▶ [SOURCE PASSAGE]:

SAN FRANCISCO — Google is escalating the latest arms race in Silicon Valley: artificial intelligence.
Called machine learning, it’s software that learns as it processes massive amounts of data. It has made big leaps in recent years, fueling new advances such as language translation and speech recognition.
Every major tech company from Facebook to Apple is funneling resources into machine learning to accelerate the pace of innovation.
On Monday Google announced it is open-sourcing its machine learning software, meaning it’s making the software freely available to outside software developers. Google has done this before. It open-sourced Android and now it’s the most popular mobile software in the world with 80% market share.
TensorFlow is up to five times faster than Google’s previous version of machine learning software and could be useful when researchers “are trying to make sense of very complex data — everything from protein folding to crunching astronomy data,” says Google CEO Sundar Pichai.

▶ [DATA EXTRACTS]:
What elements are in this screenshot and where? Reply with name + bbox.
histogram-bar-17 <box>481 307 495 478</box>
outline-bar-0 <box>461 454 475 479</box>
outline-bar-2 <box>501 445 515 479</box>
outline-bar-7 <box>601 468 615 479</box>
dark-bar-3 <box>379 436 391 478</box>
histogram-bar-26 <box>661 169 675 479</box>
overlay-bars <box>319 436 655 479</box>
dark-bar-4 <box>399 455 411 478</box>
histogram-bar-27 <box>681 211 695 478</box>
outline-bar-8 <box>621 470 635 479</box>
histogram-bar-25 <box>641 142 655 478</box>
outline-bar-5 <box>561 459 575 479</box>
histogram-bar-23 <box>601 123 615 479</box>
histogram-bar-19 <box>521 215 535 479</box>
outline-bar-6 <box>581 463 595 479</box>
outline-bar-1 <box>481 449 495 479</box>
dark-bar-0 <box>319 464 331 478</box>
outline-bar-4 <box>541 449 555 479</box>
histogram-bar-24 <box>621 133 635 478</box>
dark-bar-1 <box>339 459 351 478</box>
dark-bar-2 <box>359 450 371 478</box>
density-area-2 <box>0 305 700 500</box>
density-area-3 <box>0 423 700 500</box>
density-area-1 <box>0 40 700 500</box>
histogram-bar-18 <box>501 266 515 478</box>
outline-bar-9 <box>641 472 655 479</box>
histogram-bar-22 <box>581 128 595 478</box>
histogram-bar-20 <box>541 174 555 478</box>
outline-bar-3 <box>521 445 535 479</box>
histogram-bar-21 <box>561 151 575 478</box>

▶ [PARTS OF THE EXERCISE]:
1 > In the article on Google's machine learning software, repeat everything from "SAN FRANCISCO —" down to "80% market share.".
2 > Answer these questions using the article on Google's machine learning software:
(a) What share of the mobile software market does Android hold?
(b) How much faster is TensorFlow than Google's previous machine learning software?
(c) Who is the Google CEO quoted?

▶ [RESULTS FOR THE EXERCISE]:
1 >
SAN FRANCISCO — Google is escalating the latest arms race in Silicon Valley: artificial intelligence.
Called machine learning, it’s software that learns as it processes massive amounts of data. It has made big leaps in recent years, fueling new advances such as language translation and speech recognition.
Every major tech company from Facebook to Apple is funneling resources into machine learning to accelerate the pace of innovation.
On Monday Google announced it is open-sourcing its machine learning software, meaning it’s making the software freely available to outside software developers. Google has done this before. It open-sourced Android and now it’s the most popular mobile software in the world with 80% market share.

2 >
(a) 80%
(b) Up to five times faster
(c) Sundar Pichai